◆ **Short problem**
Tally every line featuring "Purge", then give that tally alone.

Stored data
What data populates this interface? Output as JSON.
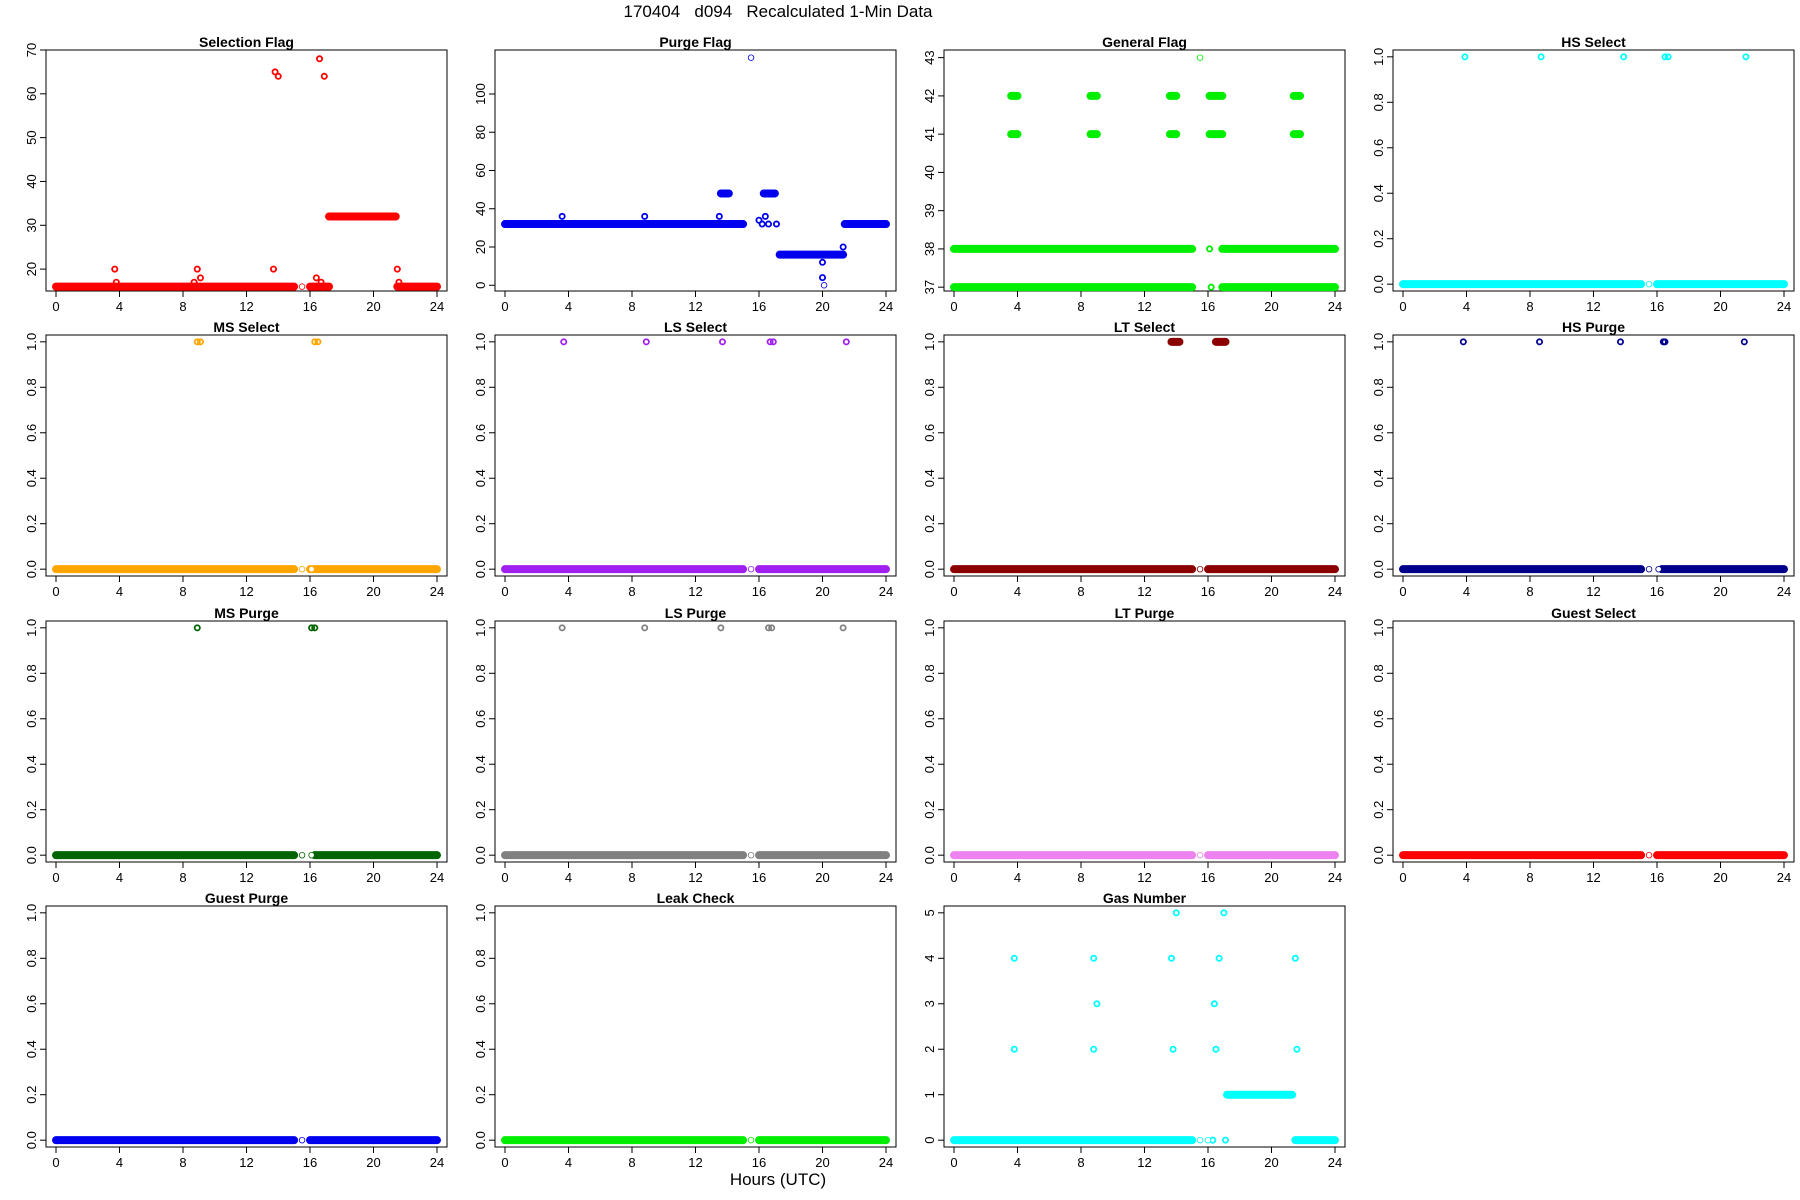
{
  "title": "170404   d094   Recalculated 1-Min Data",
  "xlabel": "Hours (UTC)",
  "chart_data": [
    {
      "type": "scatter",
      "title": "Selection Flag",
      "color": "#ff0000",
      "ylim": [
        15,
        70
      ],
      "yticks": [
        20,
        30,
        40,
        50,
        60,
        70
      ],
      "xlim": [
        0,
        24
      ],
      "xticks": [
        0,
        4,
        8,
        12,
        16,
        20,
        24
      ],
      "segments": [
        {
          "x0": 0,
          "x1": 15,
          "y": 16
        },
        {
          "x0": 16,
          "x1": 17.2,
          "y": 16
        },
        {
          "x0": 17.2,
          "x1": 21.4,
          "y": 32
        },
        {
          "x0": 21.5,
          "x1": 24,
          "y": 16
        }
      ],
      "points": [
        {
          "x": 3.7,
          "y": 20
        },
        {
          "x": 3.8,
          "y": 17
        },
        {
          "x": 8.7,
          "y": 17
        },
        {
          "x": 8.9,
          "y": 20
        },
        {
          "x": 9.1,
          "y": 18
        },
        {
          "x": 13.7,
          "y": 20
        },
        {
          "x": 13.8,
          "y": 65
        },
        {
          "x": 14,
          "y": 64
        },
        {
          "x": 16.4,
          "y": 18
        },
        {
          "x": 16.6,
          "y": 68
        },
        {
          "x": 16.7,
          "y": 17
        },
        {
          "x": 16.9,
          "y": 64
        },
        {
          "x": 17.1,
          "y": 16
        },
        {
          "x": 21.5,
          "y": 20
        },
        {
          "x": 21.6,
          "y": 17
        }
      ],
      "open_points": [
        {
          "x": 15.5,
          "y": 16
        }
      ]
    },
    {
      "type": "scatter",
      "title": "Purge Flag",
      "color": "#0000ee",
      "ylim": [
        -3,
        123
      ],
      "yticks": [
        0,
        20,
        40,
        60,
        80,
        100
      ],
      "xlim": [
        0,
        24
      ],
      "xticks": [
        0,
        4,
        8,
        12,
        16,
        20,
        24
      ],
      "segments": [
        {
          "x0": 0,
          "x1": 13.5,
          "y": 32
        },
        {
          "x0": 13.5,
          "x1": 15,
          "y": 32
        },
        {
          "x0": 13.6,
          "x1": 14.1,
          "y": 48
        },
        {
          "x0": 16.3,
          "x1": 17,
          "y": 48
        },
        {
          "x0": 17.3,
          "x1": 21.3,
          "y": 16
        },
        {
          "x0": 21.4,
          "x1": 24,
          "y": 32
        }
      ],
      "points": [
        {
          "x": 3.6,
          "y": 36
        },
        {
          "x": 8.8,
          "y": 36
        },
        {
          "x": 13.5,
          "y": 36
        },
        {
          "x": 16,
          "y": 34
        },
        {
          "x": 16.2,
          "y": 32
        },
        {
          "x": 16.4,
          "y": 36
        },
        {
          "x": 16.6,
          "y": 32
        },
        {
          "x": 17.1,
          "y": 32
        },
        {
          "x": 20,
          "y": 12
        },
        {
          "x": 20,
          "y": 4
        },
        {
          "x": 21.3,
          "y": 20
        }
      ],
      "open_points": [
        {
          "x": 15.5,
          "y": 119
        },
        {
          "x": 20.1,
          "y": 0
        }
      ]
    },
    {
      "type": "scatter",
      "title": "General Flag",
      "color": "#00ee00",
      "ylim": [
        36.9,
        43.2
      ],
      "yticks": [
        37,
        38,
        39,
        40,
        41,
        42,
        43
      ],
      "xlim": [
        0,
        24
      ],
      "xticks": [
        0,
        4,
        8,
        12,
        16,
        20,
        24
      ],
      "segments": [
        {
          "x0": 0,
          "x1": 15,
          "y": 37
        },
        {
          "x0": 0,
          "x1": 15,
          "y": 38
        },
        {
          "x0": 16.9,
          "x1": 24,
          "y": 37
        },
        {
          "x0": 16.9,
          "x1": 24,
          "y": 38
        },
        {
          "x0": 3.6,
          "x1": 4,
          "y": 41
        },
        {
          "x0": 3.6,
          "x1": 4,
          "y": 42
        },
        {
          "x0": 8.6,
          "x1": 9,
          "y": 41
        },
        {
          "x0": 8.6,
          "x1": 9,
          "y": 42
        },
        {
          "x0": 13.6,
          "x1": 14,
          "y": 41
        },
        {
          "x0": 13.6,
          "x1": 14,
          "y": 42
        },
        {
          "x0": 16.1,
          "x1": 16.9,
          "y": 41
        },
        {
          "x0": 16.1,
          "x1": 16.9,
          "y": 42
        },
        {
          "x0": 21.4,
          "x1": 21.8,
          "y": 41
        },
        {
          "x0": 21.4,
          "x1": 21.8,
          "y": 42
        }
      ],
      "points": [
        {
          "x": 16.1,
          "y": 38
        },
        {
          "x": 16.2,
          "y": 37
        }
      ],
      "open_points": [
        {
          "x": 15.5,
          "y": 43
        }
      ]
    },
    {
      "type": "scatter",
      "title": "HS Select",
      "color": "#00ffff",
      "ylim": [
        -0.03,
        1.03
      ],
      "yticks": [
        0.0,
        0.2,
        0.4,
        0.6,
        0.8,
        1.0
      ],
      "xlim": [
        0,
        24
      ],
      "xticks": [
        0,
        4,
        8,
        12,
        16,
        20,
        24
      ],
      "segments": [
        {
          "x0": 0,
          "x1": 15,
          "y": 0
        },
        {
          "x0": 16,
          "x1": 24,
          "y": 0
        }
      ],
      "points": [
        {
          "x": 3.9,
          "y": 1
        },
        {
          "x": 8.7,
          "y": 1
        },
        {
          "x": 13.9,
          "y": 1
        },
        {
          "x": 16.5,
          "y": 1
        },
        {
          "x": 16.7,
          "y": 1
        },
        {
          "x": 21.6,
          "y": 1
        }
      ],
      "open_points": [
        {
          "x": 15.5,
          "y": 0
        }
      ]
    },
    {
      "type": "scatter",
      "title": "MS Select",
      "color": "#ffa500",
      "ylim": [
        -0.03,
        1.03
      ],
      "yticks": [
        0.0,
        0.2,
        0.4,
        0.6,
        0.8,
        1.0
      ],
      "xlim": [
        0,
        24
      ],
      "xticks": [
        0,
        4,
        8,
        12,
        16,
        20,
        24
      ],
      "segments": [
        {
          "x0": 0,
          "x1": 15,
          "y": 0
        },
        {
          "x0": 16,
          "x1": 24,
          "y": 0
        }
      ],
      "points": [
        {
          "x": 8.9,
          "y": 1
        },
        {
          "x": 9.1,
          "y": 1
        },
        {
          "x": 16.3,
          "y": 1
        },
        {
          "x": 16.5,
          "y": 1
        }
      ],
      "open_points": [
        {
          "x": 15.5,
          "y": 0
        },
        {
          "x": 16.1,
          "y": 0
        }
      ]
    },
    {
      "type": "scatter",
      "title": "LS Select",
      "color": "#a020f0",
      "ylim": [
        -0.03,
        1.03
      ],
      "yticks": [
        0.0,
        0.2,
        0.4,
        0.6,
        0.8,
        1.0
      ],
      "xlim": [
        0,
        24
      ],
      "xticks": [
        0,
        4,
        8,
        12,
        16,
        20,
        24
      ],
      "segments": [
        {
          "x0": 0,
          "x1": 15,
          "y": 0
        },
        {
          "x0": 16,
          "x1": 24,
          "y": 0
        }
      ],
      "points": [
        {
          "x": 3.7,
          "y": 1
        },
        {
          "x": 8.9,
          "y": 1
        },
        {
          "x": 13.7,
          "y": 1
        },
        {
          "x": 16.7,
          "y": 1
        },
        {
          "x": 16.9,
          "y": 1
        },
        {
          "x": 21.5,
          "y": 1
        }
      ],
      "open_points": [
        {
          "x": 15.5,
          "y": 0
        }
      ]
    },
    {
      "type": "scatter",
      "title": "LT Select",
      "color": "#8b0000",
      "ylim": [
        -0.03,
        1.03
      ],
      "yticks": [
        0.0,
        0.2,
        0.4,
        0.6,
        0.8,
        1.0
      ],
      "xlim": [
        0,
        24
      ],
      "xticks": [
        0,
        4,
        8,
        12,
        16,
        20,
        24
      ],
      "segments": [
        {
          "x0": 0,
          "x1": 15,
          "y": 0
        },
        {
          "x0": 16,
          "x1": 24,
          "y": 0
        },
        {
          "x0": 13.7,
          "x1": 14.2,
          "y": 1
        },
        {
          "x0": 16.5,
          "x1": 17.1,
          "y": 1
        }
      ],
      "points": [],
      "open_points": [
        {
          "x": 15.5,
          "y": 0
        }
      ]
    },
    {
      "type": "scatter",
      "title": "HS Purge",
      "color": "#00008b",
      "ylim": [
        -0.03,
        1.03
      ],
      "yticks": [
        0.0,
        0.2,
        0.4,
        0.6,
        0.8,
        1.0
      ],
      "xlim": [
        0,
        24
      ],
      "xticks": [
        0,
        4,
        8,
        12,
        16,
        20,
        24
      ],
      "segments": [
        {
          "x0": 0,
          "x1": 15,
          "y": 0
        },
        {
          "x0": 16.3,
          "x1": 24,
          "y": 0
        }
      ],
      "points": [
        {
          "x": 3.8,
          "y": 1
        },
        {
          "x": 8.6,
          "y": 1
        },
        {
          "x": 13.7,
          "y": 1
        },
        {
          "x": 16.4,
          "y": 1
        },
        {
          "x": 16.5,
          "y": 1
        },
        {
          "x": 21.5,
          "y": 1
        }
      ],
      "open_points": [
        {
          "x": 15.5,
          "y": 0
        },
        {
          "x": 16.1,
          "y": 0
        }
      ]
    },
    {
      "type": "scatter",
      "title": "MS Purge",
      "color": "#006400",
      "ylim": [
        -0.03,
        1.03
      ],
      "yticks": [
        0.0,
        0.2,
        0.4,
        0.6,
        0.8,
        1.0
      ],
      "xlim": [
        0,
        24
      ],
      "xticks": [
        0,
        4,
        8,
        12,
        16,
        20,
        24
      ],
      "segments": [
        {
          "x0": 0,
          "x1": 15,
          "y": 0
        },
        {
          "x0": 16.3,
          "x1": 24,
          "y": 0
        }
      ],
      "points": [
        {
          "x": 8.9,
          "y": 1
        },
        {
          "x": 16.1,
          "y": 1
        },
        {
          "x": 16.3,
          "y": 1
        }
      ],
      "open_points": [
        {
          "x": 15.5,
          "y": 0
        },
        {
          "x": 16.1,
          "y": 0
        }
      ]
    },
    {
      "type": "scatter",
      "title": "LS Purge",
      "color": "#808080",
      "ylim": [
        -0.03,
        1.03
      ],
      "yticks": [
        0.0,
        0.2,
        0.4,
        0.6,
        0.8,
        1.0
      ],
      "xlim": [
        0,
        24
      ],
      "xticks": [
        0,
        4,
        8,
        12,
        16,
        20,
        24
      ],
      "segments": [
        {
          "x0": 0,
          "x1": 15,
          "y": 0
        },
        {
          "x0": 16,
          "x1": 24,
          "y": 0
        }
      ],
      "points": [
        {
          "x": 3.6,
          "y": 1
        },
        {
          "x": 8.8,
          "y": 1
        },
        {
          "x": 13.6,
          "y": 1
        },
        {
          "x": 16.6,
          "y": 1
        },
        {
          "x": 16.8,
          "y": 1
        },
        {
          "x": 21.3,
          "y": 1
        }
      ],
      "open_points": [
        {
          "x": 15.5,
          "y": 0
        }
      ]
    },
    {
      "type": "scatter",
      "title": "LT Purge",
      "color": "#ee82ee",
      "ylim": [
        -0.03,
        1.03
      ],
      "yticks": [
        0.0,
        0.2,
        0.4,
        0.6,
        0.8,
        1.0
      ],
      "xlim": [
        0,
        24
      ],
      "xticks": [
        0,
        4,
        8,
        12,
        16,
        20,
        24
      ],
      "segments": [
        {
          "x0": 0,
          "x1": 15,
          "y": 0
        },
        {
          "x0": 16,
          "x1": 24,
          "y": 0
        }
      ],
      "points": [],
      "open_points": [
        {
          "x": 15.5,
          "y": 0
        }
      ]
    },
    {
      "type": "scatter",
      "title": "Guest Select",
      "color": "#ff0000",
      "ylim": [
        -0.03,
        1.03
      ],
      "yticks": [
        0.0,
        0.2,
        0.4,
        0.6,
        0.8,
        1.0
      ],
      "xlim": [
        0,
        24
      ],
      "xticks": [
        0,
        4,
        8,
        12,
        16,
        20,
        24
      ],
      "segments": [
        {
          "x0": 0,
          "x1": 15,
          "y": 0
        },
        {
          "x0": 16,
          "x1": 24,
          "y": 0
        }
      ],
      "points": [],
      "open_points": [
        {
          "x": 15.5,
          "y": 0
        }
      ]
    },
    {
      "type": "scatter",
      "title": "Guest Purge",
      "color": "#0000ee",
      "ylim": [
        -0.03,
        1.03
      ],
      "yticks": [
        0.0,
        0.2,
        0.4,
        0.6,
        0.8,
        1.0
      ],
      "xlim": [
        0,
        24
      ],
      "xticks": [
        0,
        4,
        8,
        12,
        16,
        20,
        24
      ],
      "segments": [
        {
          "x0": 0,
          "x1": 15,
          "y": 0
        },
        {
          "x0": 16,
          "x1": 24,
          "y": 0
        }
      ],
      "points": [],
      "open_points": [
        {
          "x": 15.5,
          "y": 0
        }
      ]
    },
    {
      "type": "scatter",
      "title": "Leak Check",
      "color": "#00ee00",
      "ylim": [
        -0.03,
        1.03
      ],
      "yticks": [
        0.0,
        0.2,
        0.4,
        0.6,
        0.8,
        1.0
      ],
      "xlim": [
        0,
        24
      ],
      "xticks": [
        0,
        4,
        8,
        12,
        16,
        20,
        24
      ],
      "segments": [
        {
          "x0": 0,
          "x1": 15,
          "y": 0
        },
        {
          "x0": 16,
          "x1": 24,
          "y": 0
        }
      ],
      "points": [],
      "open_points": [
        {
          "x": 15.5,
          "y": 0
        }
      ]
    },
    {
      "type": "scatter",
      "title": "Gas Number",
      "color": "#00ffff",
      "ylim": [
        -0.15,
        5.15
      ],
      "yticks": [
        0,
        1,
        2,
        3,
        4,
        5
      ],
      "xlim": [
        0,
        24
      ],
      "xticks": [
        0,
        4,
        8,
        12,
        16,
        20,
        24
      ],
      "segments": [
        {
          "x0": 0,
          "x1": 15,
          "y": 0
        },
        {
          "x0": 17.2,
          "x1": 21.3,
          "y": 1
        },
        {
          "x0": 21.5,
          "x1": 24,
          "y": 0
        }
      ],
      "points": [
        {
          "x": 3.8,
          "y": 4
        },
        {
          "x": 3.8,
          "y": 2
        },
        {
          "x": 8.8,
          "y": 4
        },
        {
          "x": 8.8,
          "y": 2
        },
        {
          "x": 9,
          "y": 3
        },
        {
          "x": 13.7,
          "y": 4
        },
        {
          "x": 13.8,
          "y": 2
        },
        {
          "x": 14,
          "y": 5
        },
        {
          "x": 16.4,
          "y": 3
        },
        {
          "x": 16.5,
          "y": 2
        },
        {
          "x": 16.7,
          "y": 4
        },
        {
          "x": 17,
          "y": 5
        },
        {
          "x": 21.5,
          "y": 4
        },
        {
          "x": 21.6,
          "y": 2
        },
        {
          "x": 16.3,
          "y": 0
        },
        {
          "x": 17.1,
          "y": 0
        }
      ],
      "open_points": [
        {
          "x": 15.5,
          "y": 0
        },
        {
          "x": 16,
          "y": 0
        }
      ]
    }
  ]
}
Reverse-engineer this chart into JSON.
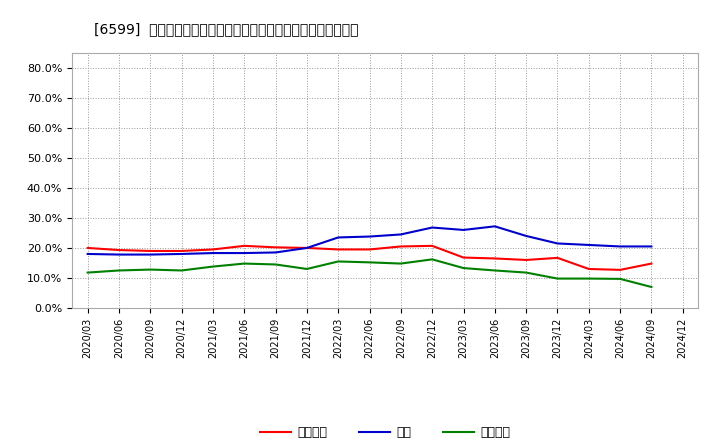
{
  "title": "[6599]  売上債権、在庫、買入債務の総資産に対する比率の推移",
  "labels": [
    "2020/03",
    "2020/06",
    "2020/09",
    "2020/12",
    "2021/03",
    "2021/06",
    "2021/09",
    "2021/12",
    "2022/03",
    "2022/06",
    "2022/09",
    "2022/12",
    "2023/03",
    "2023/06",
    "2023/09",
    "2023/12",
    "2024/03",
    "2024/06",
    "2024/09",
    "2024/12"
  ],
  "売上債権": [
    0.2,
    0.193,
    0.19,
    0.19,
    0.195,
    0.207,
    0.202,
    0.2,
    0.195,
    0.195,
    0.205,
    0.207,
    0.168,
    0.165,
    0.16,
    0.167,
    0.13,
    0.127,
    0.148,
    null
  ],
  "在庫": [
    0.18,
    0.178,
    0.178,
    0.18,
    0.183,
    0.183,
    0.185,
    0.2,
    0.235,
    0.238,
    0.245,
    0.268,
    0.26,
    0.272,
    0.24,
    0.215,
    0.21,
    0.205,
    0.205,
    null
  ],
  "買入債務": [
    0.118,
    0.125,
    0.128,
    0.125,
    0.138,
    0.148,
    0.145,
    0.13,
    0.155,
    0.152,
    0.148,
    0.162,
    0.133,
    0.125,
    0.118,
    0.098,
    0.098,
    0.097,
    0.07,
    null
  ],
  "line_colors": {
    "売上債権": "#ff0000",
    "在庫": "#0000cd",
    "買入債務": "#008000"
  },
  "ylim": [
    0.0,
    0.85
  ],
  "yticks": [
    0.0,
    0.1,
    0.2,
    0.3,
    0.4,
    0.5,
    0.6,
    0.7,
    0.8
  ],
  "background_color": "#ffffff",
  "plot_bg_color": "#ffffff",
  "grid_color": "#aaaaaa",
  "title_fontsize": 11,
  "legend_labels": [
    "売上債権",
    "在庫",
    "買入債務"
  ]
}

◆ **Solution below**
6